** BEGIN Excerpted records **

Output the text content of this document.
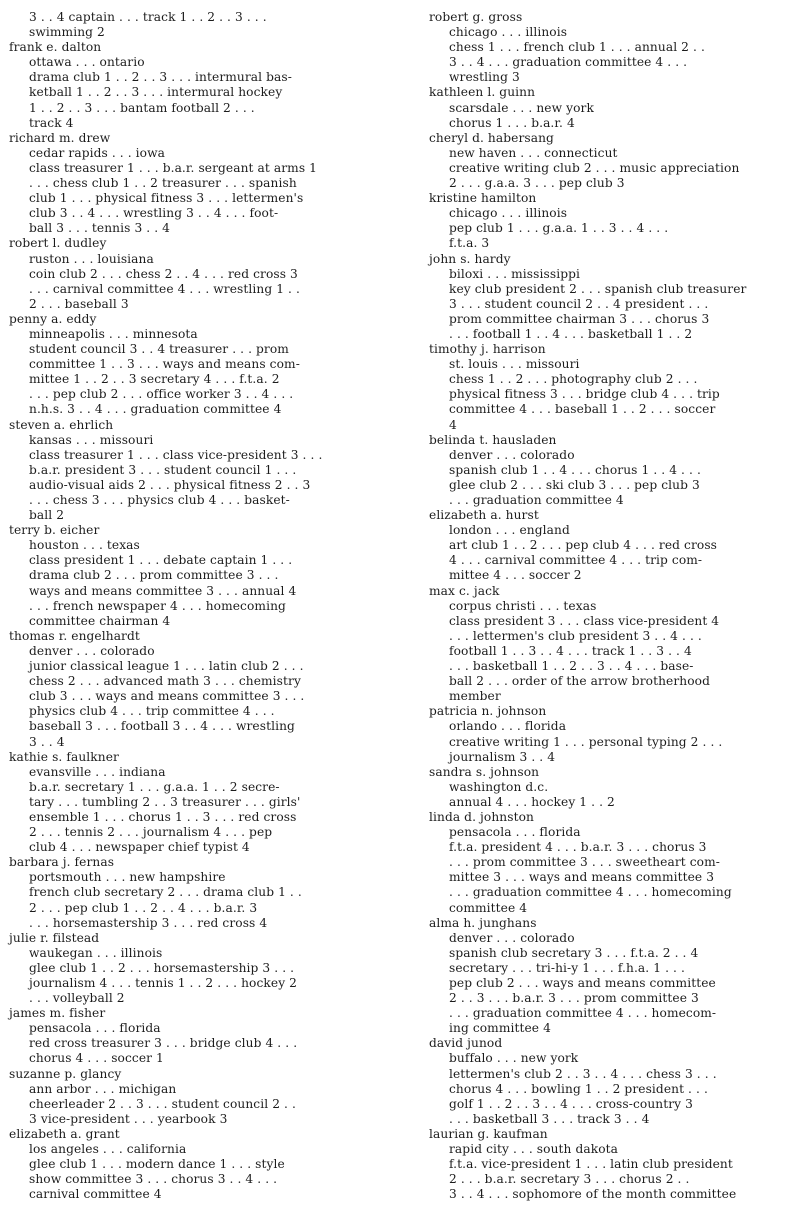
3 . . 4 captain . . . track 1 . . 2 . . 3 . . .
swimming 2
frank e. dalton
ottawa . . . ontario
drama club 1 . . 2 . . 3 . . . intermural bas-
ketball 1 . . 2 . . 3 . . . intermural hockey
1 . . 2 . . 3 . . . bantam football 2 . . .
track 4
richard m. drew
cedar rapids . . . iowa
class treasurer 1 . . . b.a.r. sergeant at arms 1
. . . chess club 1 . . 2 treasurer . . . spanish
club 1 . . . physical fitness 3 . . . lettermen's
club 3 . . 4 . . . wrestling 3 . . 4 . . . foot-
ball 3 . . . tennis 3 . . 4
robert l. dudley
ruston . . . louisiana
coin club 2 . . . chess 2 . . 4 . . . red cross 3
. . . carnival committee 4 . . . wrestling 1 . .
2 . . . baseball 3
penny a. eddy
minneapolis . . . minnesota
student council 3 . . 4 treasurer . . . prom
committee 1 . . 3 . . . ways and means com-
mittee 1 . . 2 . . 3 secretary 4 . . . f.t.a. 2
. . . pep club 2 . . . office worker 3 . . 4 . . .
n.h.s. 3 . . 4 . . . graduation committee 4
steven a. ehrlich
kansas . . . missouri
class treasurer 1 . . . class vice-president 3 . . .
b.a.r. president 3 . . . student council 1 . . .
audio-visual aids 2 . . . physical fitness 2 . . 3
. . . chess 3 . . . physics club 4 . . . basket-
ball 2
terry b. eicher
houston . . . texas
class president 1 . . . debate captain 1 . . .
drama club 2 . . . prom committee 3 . . .
ways and means committee 3 . . . annual 4
. . . french newspaper 4 . . . homecoming
committee chairman 4
thomas r. engelhardt
denver . . . colorado
junior classical league 1 . . . latin club 2 . . .
chess 2 . . . advanced math 3 . . . chemistry
club 3 . . . ways and means committee 3 . . .
physics club 4 . . . trip committee 4 . . .
baseball 3 . . . football 3 . . 4 . . . wrestling
3 . . 4
kathie s. faulkner
evansville . . . indiana
b.a.r. secretary 1 . . . g.a.a. 1 . . 2 secre-
tary . . . tumbling 2 . . 3 treasurer . . . girls'
ensemble 1 . . . chorus 1 . . 3 . . . red cross
2 . . . tennis 2 . . . journalism 4 . . . pep
club 4 . . . newspaper chief typist 4
barbara j. fernas
portsmouth . . . new hampshire
french club secretary 2 . . . drama club 1 . .
2 . . . pep club 1 . . 2 . . 4 . . . b.a.r. 3
. . . horsemastership 3 . . . red cross 4
julie r. filstead
waukegan . . . illinois
glee club 1 . . 2 . . . horsemastership 3 . . .
journalism 4 . . . tennis 1 . . 2 . . . hockey 2
. . . volleyball 2
james m. fisher
pensacola . . . florida
red cross treasurer 3 . . . bridge club 4 . . .
chorus 4 . . . soccer 1
suzanne p. glancy
ann arbor . . . michigan
cheerleader 2 . . 3 . . . student council 2 . .
3 vice-president . . . yearbook 3
elizabeth a. grant
los angeles . . . california
glee club 1 . . . modern dance 1 . . . style
show committee 3 . . . chorus 3 . . 4 . . .
carnival committee 4
robert g. gross
chicago . . . illinois
chess 1 . . . french club 1 . . . annual 2 . .
3 . . 4 . . . graduation committee 4 . . .
wrestling 3
kathleen l. guinn
scarsdale . . . new york
chorus 1 . . . b.a.r. 4
cheryl d. habersang
new haven . . . connecticut
creative writing club 2 . . . music appreciation
2 . . . g.a.a. 3 . . . pep club 3
kristine hamilton
chicago . . . illinois
pep club 1 . . . g.a.a. 1 . . 3 . . 4 . . .
f.t.a. 3
john s. hardy
biloxi . . . mississippi
key club president 2 . . . spanish club treasurer
3 . . . student council 2 . . 4 president . . .
prom committee chairman 3 . . . chorus 3
. . . football 1 . . 4 . . . basketball 1 . . 2
timothy j. harrison
st. louis . . . missouri
chess 1 . . 2 . . . photography club 2 . . .
physical fitness 3 . . . bridge club 4 . . . trip
committee 4 . . . baseball 1 . . 2 . . . soccer
4
belinda t. hausladen
denver . . . colorado
spanish club 1 . . 4 . . . chorus 1 . . 4 . . .
glee club 2 . . . ski club 3 . . . pep club 3
. . . graduation committee 4
elizabeth a. hurst
london . . . england
art club 1 . . 2 . . . pep club 4 . . . red cross
4 . . . carnival committee 4 . . . trip com-
mittee 4 . . . soccer 2
max c. jack
corpus christi . . . texas
class president 3 . . . class vice-president 4
. . . lettermen's club president 3 . . 4 . . .
football 1 . . 3 . . 4 . . . track 1 . . 3 . . 4
. . . basketball 1 . . 2 . . 3 . . 4 . . . base-
ball 2 . . . order of the arrow brotherhood
member
patricia n. johnson
orlando . . . florida
creative writing 1 . . . personal typing 2 . . .
journalism 3 . . 4
sandra s. johnson
washington d.c.
annual 4 . . . hockey 1 . . 2
linda d. johnston
pensacola . . . florida
f.t.a. president 4 . . . b.a.r. 3 . . . chorus 3
. . . prom committee 3 . . . sweetheart com-
mittee 3 . . . ways and means committee 3
. . . graduation committee 4 . . . homecoming
committee 4
alma h. junghans
denver . . . colorado
spanish club secretary 3 . . . f.t.a. 2 . . 4
secretary . . . tri-hi-y 1 . . . f.h.a. 1 . . .
pep club 2 . . . ways and means committee
2 . . 3 . . . b.a.r. 3 . . . prom committee 3
. . . graduation committee 4 . . . homecom-
ing committee 4
david junod
buffalo . . . new york
lettermen's club 2 . . 3 . . 4 . . . chess 3 . . .
chorus 4 . . . bowling 1 . . 2 president . . .
golf 1 . . 2 . . 3 . . 4 . . . cross-country 3
. . . basketball 3 . . . track 3 . . 4
laurian g. kaufman
rapid city . . . south dakota
f.t.a. vice-president 1 . . . latin club president
2 . . . b.a.r. secretary 3 . . . chorus 2 . .
3 . . 4 . . . sophomore of the month committee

** END Excerpted records **

**Your instructions:** Isolate the lines that hold the word "graduation" and copy all of them.

**Solution to the exercise:**
n.h.s. 3 . . 4 . . . graduation committee 4
3 . . 4 . . . graduation committee 4 . . .
. . . graduation committee 4
. . . graduation committee 4 . . . homecoming
. . . graduation committee 4 . . . homecom-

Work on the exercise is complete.